**Task to complete**
Tally every line featuring "JSON", then give that tally alone.
····················
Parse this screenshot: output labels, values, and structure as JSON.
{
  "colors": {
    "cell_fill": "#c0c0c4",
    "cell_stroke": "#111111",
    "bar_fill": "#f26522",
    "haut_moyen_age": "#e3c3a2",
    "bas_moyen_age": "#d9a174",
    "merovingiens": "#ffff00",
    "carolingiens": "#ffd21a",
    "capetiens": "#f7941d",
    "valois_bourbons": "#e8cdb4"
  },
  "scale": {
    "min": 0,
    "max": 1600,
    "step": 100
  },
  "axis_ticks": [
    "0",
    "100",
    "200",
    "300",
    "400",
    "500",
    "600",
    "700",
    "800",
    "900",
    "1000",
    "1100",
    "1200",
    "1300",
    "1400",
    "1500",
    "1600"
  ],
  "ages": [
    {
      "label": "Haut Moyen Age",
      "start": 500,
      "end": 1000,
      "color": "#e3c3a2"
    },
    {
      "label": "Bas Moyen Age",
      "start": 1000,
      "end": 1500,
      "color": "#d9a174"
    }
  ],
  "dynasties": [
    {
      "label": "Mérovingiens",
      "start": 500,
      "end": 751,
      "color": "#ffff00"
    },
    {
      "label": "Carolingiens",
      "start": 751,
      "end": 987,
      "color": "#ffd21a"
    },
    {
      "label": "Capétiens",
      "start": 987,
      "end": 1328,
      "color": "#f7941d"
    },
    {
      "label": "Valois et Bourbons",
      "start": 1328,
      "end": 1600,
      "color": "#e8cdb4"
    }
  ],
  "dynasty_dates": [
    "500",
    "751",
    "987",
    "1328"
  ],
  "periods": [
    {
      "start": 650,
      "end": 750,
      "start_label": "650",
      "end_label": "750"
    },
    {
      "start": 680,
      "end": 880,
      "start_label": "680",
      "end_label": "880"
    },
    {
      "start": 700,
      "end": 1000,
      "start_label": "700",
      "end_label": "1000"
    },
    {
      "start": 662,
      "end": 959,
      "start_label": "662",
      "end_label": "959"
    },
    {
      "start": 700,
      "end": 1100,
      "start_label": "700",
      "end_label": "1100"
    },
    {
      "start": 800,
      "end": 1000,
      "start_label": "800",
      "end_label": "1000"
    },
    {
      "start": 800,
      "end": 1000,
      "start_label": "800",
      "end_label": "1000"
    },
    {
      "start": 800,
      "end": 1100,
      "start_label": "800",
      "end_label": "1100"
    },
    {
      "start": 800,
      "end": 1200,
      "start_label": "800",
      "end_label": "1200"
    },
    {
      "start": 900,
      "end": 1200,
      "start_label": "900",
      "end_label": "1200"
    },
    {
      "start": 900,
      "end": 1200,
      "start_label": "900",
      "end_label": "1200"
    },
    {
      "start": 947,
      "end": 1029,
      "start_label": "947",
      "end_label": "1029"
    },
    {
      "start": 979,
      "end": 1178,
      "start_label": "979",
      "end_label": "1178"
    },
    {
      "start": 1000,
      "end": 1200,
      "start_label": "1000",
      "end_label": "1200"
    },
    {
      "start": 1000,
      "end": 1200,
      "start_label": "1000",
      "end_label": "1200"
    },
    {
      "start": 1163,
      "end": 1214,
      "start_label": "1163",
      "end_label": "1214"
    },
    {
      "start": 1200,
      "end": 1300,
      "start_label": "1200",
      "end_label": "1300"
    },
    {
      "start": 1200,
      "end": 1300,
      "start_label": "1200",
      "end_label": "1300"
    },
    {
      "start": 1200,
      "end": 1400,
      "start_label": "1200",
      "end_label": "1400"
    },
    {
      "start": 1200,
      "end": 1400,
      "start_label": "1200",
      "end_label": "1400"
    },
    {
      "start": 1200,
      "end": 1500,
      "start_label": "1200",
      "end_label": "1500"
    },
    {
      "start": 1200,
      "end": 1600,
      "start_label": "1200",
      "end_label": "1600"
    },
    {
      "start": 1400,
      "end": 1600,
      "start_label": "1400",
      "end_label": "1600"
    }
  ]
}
····················
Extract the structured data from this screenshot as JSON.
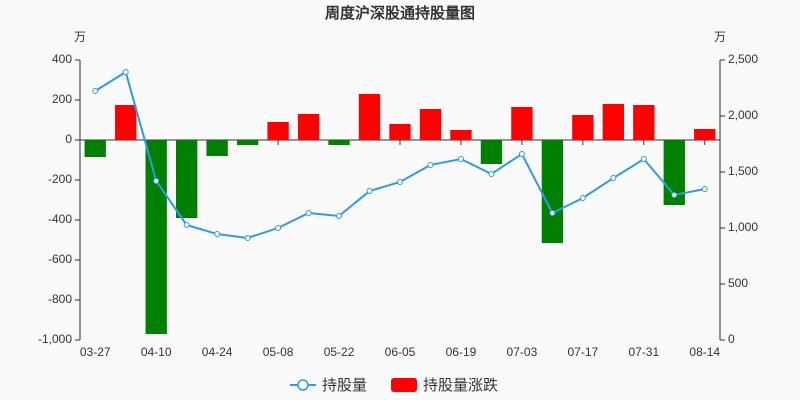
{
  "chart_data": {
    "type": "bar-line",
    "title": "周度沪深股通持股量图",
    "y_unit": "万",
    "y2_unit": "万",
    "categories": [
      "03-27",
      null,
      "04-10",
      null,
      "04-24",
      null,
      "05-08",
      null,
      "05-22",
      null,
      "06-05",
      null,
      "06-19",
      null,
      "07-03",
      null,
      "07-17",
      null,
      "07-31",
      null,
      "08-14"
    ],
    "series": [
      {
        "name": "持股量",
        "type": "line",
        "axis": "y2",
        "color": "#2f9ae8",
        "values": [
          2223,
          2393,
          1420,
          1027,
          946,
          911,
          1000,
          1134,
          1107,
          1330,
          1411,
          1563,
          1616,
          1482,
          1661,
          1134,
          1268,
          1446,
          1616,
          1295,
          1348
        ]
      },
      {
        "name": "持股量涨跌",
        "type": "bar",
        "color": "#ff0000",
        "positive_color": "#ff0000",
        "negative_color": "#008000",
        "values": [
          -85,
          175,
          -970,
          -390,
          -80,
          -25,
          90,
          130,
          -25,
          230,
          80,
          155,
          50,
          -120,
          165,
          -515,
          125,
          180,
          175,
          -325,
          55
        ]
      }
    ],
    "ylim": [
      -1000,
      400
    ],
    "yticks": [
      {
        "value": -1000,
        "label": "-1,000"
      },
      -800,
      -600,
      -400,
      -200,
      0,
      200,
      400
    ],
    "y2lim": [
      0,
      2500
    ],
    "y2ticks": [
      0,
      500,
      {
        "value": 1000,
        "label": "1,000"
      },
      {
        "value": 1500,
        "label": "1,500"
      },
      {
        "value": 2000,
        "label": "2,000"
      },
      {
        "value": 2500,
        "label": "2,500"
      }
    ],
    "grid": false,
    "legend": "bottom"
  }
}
····················
**Expected answer**
2